(Figure data in JSON)
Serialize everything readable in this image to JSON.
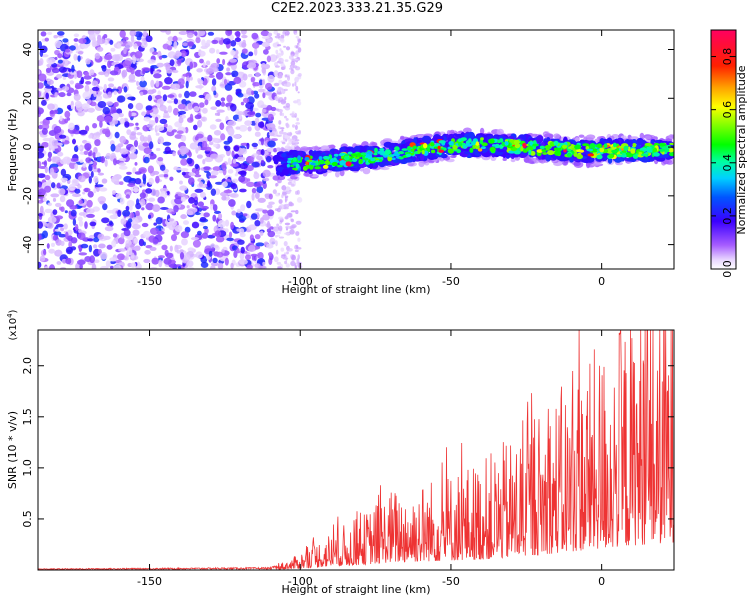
{
  "title": "C2E2.2023.333.21.35.G29",
  "chart_data": [
    {
      "type": "heatmap",
      "title": "C2E2.2023.333.21.35.G29",
      "xlabel": "Height of straight line (km)",
      "ylabel": "Frequency (Hz)",
      "xlim": [
        -187,
        24
      ],
      "ylim": [
        -50,
        48
      ],
      "xticks": [
        -150,
        -100,
        -50,
        0
      ],
      "yticks": [
        -40,
        -20,
        0,
        20,
        40
      ],
      "colorbar": {
        "label": "Normalized spectral amplitude",
        "range": [
          0.0,
          0.9
        ],
        "ticks": [
          0.0,
          0.2,
          0.4,
          0.6,
          0.8
        ],
        "colormap": "rainbow"
      },
      "regions": [
        {
          "name": "noise",
          "x_range": [
            -187,
            -108
          ],
          "freq_range": [
            -50,
            48
          ],
          "amplitude": 0.05
        },
        {
          "name": "signal",
          "x_range": [
            -108,
            24
          ],
          "freq_start": -7,
          "freq_end": -1,
          "freq_peak": 4,
          "peak_x": -45,
          "bandwidth_hz": 4,
          "amplitude_range": [
            0.1,
            0.9
          ]
        }
      ]
    },
    {
      "type": "line",
      "xlabel": "Height of straight line (km)",
      "ylabel": "SNR (10 * v/v)",
      "scale_label": "(x10",
      "scale_exp": "4",
      "scale_close": ")",
      "xlim": [
        -187,
        24
      ],
      "ylim": [
        0,
        2.35
      ],
      "xticks": [
        -150,
        -100,
        -50,
        0
      ],
      "yticks": [
        0.5,
        1.0,
        1.5,
        2.0
      ],
      "ytick_labels": [
        "0.5",
        "1.0",
        "1.5",
        "2.0"
      ],
      "line_color": "#ee3333",
      "envelope": [
        [
          -187,
          0.01
        ],
        [
          -110,
          0.02
        ],
        [
          -103,
          0.07
        ],
        [
          -90,
          0.24
        ],
        [
          -80,
          0.33
        ],
        [
          -70,
          0.5
        ],
        [
          -60,
          0.55
        ],
        [
          -50,
          0.62
        ],
        [
          -40,
          0.68
        ],
        [
          -30,
          0.82
        ],
        [
          -20,
          1.0
        ],
        [
          -10,
          1.2
        ],
        [
          0,
          1.4
        ],
        [
          10,
          1.6
        ],
        [
          24,
          1.8
        ]
      ]
    }
  ]
}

◆ What to work on: Each line in the records above should be reproduced exactly; images are not copied.

◆ Written answer:
Serialize everything readable in this image to JSON.
{
  "title": "C2E2.2023.333.21.35.G29",
  "chart_data": [
    {
      "type": "heatmap",
      "title": "C2E2.2023.333.21.35.G29",
      "xlabel": "Height of straight line (km)",
      "ylabel": "Frequency (Hz)",
      "xlim": [
        -187,
        24
      ],
      "ylim": [
        -50,
        48
      ],
      "xticks": [
        -150,
        -100,
        -50,
        0
      ],
      "yticks": [
        -40,
        -20,
        0,
        20,
        40
      ],
      "colorbar": {
        "label": "Normalized spectral amplitude",
        "range": [
          0.0,
          0.9
        ],
        "ticks": [
          0.0,
          0.2,
          0.4,
          0.6,
          0.8
        ],
        "colormap": "rainbow"
      },
      "regions": [
        {
          "name": "noise",
          "x_range": [
            -187,
            -108
          ],
          "freq_range": [
            -50,
            48
          ],
          "amplitude": 0.05
        },
        {
          "name": "signal",
          "x_range": [
            -108,
            24
          ],
          "freq_start": -7,
          "freq_end": -1,
          "freq_peak": 4,
          "peak_x": -45,
          "bandwidth_hz": 4,
          "amplitude_range": [
            0.1,
            0.9
          ]
        }
      ]
    },
    {
      "type": "line",
      "xlabel": "Height of straight line (km)",
      "ylabel": "SNR (10 * v/v)",
      "scale_label": "(x10",
      "scale_exp": "4",
      "scale_close": ")",
      "xlim": [
        -187,
        24
      ],
      "ylim": [
        0,
        2.35
      ],
      "xticks": [
        -150,
        -100,
        -50,
        0
      ],
      "yticks": [
        0.5,
        1.0,
        1.5,
        2.0
      ],
      "ytick_labels": [
        "0.5",
        "1.0",
        "1.5",
        "2.0"
      ],
      "line_color": "#ee3333",
      "envelope": [
        [
          -187,
          0.01
        ],
        [
          -110,
          0.02
        ],
        [
          -103,
          0.07
        ],
        [
          -90,
          0.24
        ],
        [
          -80,
          0.33
        ],
        [
          -70,
          0.5
        ],
        [
          -60,
          0.55
        ],
        [
          -50,
          0.62
        ],
        [
          -40,
          0.68
        ],
        [
          -30,
          0.82
        ],
        [
          -20,
          1.0
        ],
        [
          -10,
          1.2
        ],
        [
          0,
          1.4
        ],
        [
          10,
          1.6
        ],
        [
          24,
          1.8
        ]
      ]
    }
  ]
}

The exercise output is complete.